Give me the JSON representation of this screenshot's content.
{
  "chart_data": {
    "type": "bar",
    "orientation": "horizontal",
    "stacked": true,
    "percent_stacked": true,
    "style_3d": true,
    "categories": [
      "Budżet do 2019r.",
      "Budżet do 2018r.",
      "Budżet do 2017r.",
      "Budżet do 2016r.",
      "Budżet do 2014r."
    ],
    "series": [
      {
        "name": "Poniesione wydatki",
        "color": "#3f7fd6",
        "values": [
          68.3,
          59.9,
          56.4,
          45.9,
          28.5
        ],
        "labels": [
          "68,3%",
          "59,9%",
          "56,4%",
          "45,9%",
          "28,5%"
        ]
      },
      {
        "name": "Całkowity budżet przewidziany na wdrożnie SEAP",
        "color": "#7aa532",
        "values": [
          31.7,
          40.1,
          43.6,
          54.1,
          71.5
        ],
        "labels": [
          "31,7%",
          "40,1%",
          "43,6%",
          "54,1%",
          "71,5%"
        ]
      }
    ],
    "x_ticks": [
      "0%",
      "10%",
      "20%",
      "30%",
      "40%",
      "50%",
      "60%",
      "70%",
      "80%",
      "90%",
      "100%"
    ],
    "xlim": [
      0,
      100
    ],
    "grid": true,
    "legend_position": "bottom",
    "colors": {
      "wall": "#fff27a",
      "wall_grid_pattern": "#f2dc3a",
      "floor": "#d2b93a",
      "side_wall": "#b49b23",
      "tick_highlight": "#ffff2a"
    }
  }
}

※ ※ ※

YOUR TASK: Repeat the lines above exactly.

SOLUTION:
Give me the JSON representation of this screenshot's content.
{
  "chart_data": {
    "type": "bar",
    "orientation": "horizontal",
    "stacked": true,
    "percent_stacked": true,
    "style_3d": true,
    "categories": [
      "Budżet do 2019r.",
      "Budżet do 2018r.",
      "Budżet do 2017r.",
      "Budżet do 2016r.",
      "Budżet do 2014r."
    ],
    "series": [
      {
        "name": "Poniesione wydatki",
        "color": "#3f7fd6",
        "values": [
          68.3,
          59.9,
          56.4,
          45.9,
          28.5
        ],
        "labels": [
          "68,3%",
          "59,9%",
          "56,4%",
          "45,9%",
          "28,5%"
        ]
      },
      {
        "name": "Całkowity budżet przewidziany na wdrożnie SEAP",
        "color": "#7aa532",
        "values": [
          31.7,
          40.1,
          43.6,
          54.1,
          71.5
        ],
        "labels": [
          "31,7%",
          "40,1%",
          "43,6%",
          "54,1%",
          "71,5%"
        ]
      }
    ],
    "x_ticks": [
      "0%",
      "10%",
      "20%",
      "30%",
      "40%",
      "50%",
      "60%",
      "70%",
      "80%",
      "90%",
      "100%"
    ],
    "xlim": [
      0,
      100
    ],
    "grid": true,
    "legend_position": "bottom",
    "colors": {
      "wall": "#fff27a",
      "wall_grid_pattern": "#f2dc3a",
      "floor": "#d2b93a",
      "side_wall": "#b49b23",
      "tick_highlight": "#ffff2a"
    }
  }
}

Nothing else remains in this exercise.